*TASK OBJECTIVE:*
Count up the lines in the following listing that hold the word "девочки", then give only that count.

========================================

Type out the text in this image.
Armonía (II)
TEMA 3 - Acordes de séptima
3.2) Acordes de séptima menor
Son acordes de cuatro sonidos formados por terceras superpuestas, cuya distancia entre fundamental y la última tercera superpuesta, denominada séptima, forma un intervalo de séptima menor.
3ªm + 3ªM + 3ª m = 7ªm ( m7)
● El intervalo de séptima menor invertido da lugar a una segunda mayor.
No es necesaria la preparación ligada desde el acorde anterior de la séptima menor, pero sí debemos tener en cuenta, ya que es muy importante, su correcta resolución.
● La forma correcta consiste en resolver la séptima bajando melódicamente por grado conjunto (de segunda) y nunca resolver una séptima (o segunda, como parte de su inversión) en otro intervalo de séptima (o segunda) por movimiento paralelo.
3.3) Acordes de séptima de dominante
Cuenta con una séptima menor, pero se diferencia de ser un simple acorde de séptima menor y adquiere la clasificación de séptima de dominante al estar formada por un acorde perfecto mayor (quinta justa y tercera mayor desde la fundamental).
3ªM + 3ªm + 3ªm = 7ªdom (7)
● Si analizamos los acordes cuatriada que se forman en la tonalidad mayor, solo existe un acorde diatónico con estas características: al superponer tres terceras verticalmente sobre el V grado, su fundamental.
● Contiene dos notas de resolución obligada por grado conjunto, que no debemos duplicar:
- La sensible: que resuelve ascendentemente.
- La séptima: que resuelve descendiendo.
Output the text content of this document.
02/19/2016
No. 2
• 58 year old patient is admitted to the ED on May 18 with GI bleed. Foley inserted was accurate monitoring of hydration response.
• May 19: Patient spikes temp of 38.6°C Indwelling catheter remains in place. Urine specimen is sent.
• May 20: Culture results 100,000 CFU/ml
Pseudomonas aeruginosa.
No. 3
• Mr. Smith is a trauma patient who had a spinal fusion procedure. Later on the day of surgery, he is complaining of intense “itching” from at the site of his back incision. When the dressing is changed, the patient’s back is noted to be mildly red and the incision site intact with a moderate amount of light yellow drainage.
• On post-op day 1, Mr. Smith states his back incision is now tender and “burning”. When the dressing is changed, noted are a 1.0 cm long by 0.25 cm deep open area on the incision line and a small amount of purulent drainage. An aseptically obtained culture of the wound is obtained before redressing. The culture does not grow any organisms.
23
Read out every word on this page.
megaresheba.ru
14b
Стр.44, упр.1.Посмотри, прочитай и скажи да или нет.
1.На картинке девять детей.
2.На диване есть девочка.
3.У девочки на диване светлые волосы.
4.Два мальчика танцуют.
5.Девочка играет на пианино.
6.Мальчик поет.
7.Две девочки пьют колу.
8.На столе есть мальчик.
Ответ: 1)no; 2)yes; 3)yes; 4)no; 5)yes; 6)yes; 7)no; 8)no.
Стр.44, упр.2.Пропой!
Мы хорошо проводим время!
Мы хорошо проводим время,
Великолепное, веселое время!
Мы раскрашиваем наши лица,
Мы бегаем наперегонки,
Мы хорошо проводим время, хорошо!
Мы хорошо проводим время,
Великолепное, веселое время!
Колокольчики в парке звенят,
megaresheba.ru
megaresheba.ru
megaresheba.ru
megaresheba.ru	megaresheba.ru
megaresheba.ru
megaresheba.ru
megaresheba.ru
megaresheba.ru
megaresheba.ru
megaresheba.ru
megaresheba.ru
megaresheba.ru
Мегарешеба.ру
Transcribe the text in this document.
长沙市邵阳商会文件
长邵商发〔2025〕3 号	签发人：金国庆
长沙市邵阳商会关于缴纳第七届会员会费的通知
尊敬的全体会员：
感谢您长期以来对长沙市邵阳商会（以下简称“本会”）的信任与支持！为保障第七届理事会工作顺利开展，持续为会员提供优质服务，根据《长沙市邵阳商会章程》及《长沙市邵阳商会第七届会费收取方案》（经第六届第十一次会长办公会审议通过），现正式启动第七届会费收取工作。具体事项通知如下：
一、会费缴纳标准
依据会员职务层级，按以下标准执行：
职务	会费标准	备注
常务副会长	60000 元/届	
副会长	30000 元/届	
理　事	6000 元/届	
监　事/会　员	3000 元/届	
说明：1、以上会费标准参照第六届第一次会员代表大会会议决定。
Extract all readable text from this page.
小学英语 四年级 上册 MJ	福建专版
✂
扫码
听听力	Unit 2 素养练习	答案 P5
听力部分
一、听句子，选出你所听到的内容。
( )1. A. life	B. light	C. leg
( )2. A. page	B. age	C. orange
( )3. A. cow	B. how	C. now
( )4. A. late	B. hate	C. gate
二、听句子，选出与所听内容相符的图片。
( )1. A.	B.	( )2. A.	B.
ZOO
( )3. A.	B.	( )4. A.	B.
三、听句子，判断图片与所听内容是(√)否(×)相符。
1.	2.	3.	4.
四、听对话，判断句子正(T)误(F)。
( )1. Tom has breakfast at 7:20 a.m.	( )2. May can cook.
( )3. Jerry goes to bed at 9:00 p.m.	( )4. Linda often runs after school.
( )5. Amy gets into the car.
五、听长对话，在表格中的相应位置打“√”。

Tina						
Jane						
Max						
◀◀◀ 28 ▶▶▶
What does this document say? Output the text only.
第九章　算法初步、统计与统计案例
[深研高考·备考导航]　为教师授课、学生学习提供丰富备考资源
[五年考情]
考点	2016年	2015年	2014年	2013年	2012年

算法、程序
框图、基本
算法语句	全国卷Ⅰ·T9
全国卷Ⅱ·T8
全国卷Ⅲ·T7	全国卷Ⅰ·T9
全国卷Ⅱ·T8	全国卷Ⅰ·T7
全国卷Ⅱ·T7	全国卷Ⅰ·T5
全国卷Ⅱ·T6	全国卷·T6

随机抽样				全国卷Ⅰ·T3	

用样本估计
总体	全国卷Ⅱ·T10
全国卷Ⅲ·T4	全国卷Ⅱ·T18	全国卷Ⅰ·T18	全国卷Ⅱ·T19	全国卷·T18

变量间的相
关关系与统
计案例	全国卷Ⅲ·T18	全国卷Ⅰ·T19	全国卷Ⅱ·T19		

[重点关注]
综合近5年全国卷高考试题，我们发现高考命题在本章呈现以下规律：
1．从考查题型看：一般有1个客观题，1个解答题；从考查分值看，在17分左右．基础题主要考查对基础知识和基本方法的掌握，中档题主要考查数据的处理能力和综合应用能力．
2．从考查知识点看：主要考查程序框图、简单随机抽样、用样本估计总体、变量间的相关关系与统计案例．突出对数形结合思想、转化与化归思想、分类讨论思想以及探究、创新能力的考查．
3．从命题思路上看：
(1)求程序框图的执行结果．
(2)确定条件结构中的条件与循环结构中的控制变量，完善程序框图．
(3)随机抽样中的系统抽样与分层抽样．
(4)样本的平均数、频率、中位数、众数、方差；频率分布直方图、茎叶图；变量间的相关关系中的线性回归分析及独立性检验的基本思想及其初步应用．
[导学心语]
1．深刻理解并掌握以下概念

========================================

*FINISHED TASK:*
2